### TRECHO

+===+

Todo mundo conhece Steven Spielberg. Mesmo se, por um acaso, você não tenha assistido algum de seus filmes, com certeza já ouviu o nome. O cara é, de acordo com a WikiPédia e com o conhecimento comum, somente um premiado cineasta, produtor cinematográfico, roteirista e empresário estadunidense, e o diretor com mais filmes na lista dos 100 Melhores Filmes Americanos de Todos os Tempos, feita pelo American Film Institute. Se você vive em uma caverna e não conhece nem o nome, com certeza sabe de seus filmes, como o amado Jurassic Park, ou o polêmico Tubarão, ou um dos filmes mais referenciados da ficção científica, E.T. O Extraterrestre. E, se está lendo isso, é porque se interessou e agora tem a oportunidade de assistir a um filme maravilhoso e autobiográfico do diretor por meio de lentes da ficção, que são utilizadas com muita delicadeza para nos contar não somente sobre a sua família e história, mas sobre o seu amor pelo cinema. E, acredite, você vai amar também.

+===+

### O QUE FAZER
(a) Segundo o trecho sobre Steven Spielberg, que instituição elaborou a lista dos 100 Melhores Filmes Americanos de Todos os Tempos?
(b) Escreva a continuação do trecho sobre Steven Spielberg a partir da última frase.
Os registros vêm de outra fonte.

Registros brutos:

+===+

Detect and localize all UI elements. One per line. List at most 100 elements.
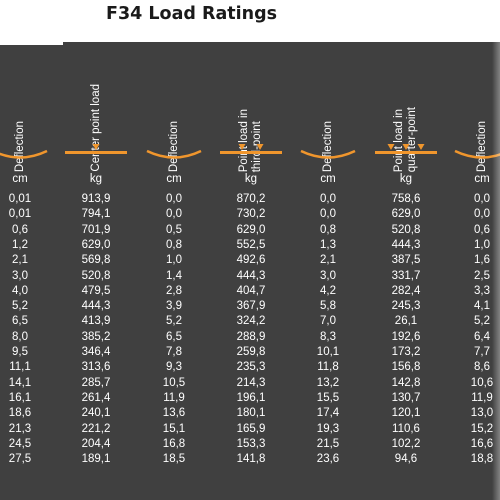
table-cell: 27,5 <box>8 453 32 466</box>
table-cell: 120,1 <box>391 407 421 420</box>
table-cell: 18,8 <box>470 453 494 466</box>
table-cell: 196,1 <box>236 391 266 404</box>
table-cell: 261,4 <box>81 391 111 404</box>
table-cell: 794,1 <box>81 208 111 221</box>
table-cell: 13,2 <box>316 376 340 389</box>
table-cell: 1,2 <box>12 238 28 251</box>
table-cell: 156,8 <box>391 361 421 374</box>
table-cell: 130,7 <box>391 391 421 404</box>
table-cell: 16,1 <box>8 391 32 404</box>
table-cell: 2,5 <box>474 269 490 282</box>
table-cell: 346,4 <box>81 346 111 358</box>
table-cell: 8,6 <box>474 361 490 374</box>
table-cell: 479,5 <box>81 284 111 297</box>
quarter-point-load-icon <box>368 142 444 162</box>
column-unit: kg <box>399 173 413 185</box>
table-cell: 492,6 <box>236 254 266 267</box>
table-cell: 8,0 <box>12 330 28 343</box>
table-cell: 282,4 <box>391 284 421 297</box>
table-cell: 110,6 <box>392 422 420 435</box>
table-cell: 102,2 <box>391 437 421 450</box>
curve-icon <box>290 142 366 162</box>
table-cell: 3,3 <box>474 284 490 297</box>
table-cell: 1,3 <box>320 238 336 251</box>
table-cell: 0,8 <box>166 238 182 251</box>
table-cell: 11,1 <box>9 361 31 374</box>
load-ratings-table: Deflection cm 0,01 0,01 0,6 1,2 2,1 3,0 4,0 5,2 6,… <box>0 42 500 500</box>
table-cell: 6,5 <box>12 315 28 328</box>
table-cell: 629,0 <box>391 208 421 221</box>
table-cell: 0,0 <box>474 193 490 205</box>
table-cell: 913,9 <box>81 193 111 205</box>
table-cell: 520,8 <box>391 223 421 236</box>
table-cell: 0,01 <box>8 208 32 221</box>
table-cell: 235,3 <box>236 361 266 374</box>
table-cell: 94,6 <box>394 453 418 466</box>
table-cell: 189,1 <box>81 453 111 466</box>
table-cell: 14,1 <box>8 376 32 389</box>
column-unit: cm <box>166 173 182 185</box>
table-cell: 288,9 <box>236 330 266 343</box>
table-cell: 221,2 <box>81 422 111 435</box>
table-cell: 0,0 <box>320 208 336 221</box>
table-cell: 214,3 <box>236 376 266 389</box>
column-unit: kg <box>89 173 103 185</box>
column-unit: cm <box>474 173 490 185</box>
table-cell: 16,6 <box>470 437 494 450</box>
table-cell: 629,0 <box>236 223 266 236</box>
table-cell: 1,0 <box>166 254 182 267</box>
table-cell: 7,7 <box>474 346 490 358</box>
table-cell: 520,8 <box>81 269 111 282</box>
table-cell: 629,0 <box>81 238 111 251</box>
table-cell: 2,1 <box>320 254 336 267</box>
third-point-load-icon <box>213 142 289 162</box>
table-cell: 404,7 <box>236 284 266 297</box>
table-cell: 6,5 <box>166 330 182 343</box>
table-cell: 26,1 <box>394 315 418 328</box>
table-cell: 6,4 <box>474 330 490 343</box>
table-cell: 23,6 <box>316 453 340 466</box>
curve-icon <box>444 142 500 162</box>
table-cell: 387,5 <box>391 254 421 267</box>
table-cell: 18,6 <box>8 407 32 420</box>
table-cell: 240,1 <box>81 407 111 420</box>
table-cell: 11,9 <box>471 391 493 404</box>
table-cell: 4,0 <box>12 284 28 297</box>
table-cell: 5,2 <box>474 315 490 328</box>
table-cell: 0,5 <box>166 223 182 236</box>
table-cell: 9,5 <box>12 346 28 358</box>
table-cell: 16,8 <box>162 437 186 450</box>
column-unit: cm <box>12 173 28 185</box>
table-cell: 0,0 <box>474 208 490 221</box>
table-cell: 2,8 <box>166 284 182 297</box>
column-unit: cm <box>320 173 336 185</box>
table-cell: 444,3 <box>236 269 266 282</box>
table-cell: 552,5 <box>236 238 266 251</box>
table-cell: 324,2 <box>236 315 266 328</box>
table-cell: 8,3 <box>320 330 336 343</box>
table-cell: 0,6 <box>12 223 28 236</box>
table-cell: 758,6 <box>391 193 421 205</box>
curve-icon <box>136 142 212 162</box>
table-cell: 413,9 <box>81 315 111 328</box>
table-cell: 142,8 <box>391 376 421 389</box>
table-cell: 5,2 <box>12 300 28 313</box>
table-cell: 17,4 <box>316 407 340 420</box>
table-cell: 5,8 <box>320 300 336 313</box>
table-cell: 0,0 <box>166 193 182 205</box>
panel-notch <box>0 42 63 45</box>
table-cell: 19,3 <box>316 422 340 435</box>
table-cell: 173,2 <box>391 346 421 358</box>
table-cell: 15,2 <box>470 422 494 435</box>
table-cell: 285,7 <box>81 376 111 389</box>
right-edge-fade <box>492 42 500 500</box>
table-cell: 153,3 <box>236 437 266 450</box>
table-cell: 7,0 <box>320 315 336 328</box>
table-cell: 870,2 <box>236 193 266 205</box>
table-cell: 192,6 <box>391 330 421 343</box>
table-cell: 444,3 <box>81 300 111 313</box>
table-cell: 21,3 <box>8 422 32 435</box>
table-cell: 141,8 <box>236 453 266 466</box>
table-cell: 3,9 <box>166 300 182 313</box>
table-cell: 24,5 <box>8 437 32 450</box>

+===+

### RESPOSTAS
(a) O American Film Institute.

(b)
A história começa com o pequeno Sammy (Mateo Zoryan), o nosso protagonista e, obviamente, o representante de Spilberg, se apaixonando pela cena do primeiro filme que assistiu no cinema com seus pais, Burt (Pau Dano) e Mitzi (Michelle Williams), O Maior Espetáculo da Terra, em 1952. O pequeno fica obcecado e, com o incentivo da mãe, consegue recriar cinematograficamente a cena, que funciona como uma espécie de catarse – inclusive, o momento que mostra ele assistindo à sua primeira criação é muito simbólica. A partir dali, a narrativa vai construindo a paixão crescente do menino por fazer filmes enquanto também nos apresenta ao outro cerne dessa história: a família. Spilberg consegue permear os dois temas, cinema e família, de forma fenomenal, orgânica, bem costurados, no qual o amadurecimento de Sammy, principalmente na produção de seus filmes, depende do que ele aprende com os seus pares.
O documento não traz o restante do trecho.